(Stored data)

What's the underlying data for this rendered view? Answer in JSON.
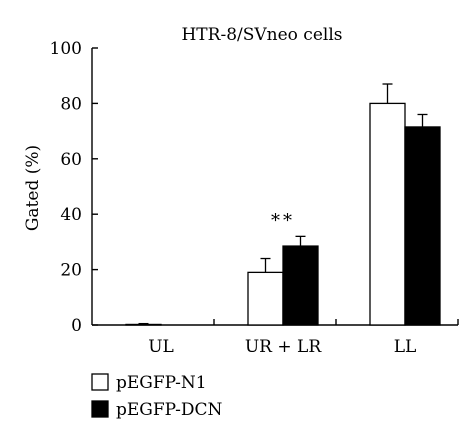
{
  "chart_data": {
    "type": "bar",
    "title": "HTR-8/SVneo cells",
    "ylabel": "Gated (%)",
    "xlabel": "",
    "categories": [
      "UL",
      "UR + LR",
      "LL"
    ],
    "ylim": [
      0,
      100
    ],
    "yticks": [
      0,
      20,
      40,
      60,
      80,
      100
    ],
    "series": [
      {
        "name": "pEGFP-N1",
        "values": [
          0.2,
          19,
          80
        ],
        "errors": [
          0.3,
          5,
          7
        ],
        "color": "#ffffff"
      },
      {
        "name": "pEGFP-DCN",
        "values": [
          0,
          28.5,
          71.5
        ],
        "errors": [
          0,
          3.5,
          4.5
        ],
        "color": "#000000"
      }
    ],
    "annotations": [
      {
        "category": "UR + LR",
        "text": "**"
      }
    ],
    "legend": "bottom-left",
    "grid": false
  }
}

Task description: Give every entry back unchanged, with no pictures.

Task result:
What's the underlying data for this rendered view? Answer in JSON.
{
  "chart_data": {
    "type": "bar",
    "title": "HTR-8/SVneo cells",
    "ylabel": "Gated (%)",
    "xlabel": "",
    "categories": [
      "UL",
      "UR + LR",
      "LL"
    ],
    "ylim": [
      0,
      100
    ],
    "yticks": [
      0,
      20,
      40,
      60,
      80,
      100
    ],
    "series": [
      {
        "name": "pEGFP-N1",
        "values": [
          0.2,
          19,
          80
        ],
        "errors": [
          0.3,
          5,
          7
        ],
        "color": "#ffffff"
      },
      {
        "name": "pEGFP-DCN",
        "values": [
          0,
          28.5,
          71.5
        ],
        "errors": [
          0,
          3.5,
          4.5
        ],
        "color": "#000000"
      }
    ],
    "annotations": [
      {
        "category": "UR + LR",
        "text": "**"
      }
    ],
    "legend": "bottom-left",
    "grid": false
  }
}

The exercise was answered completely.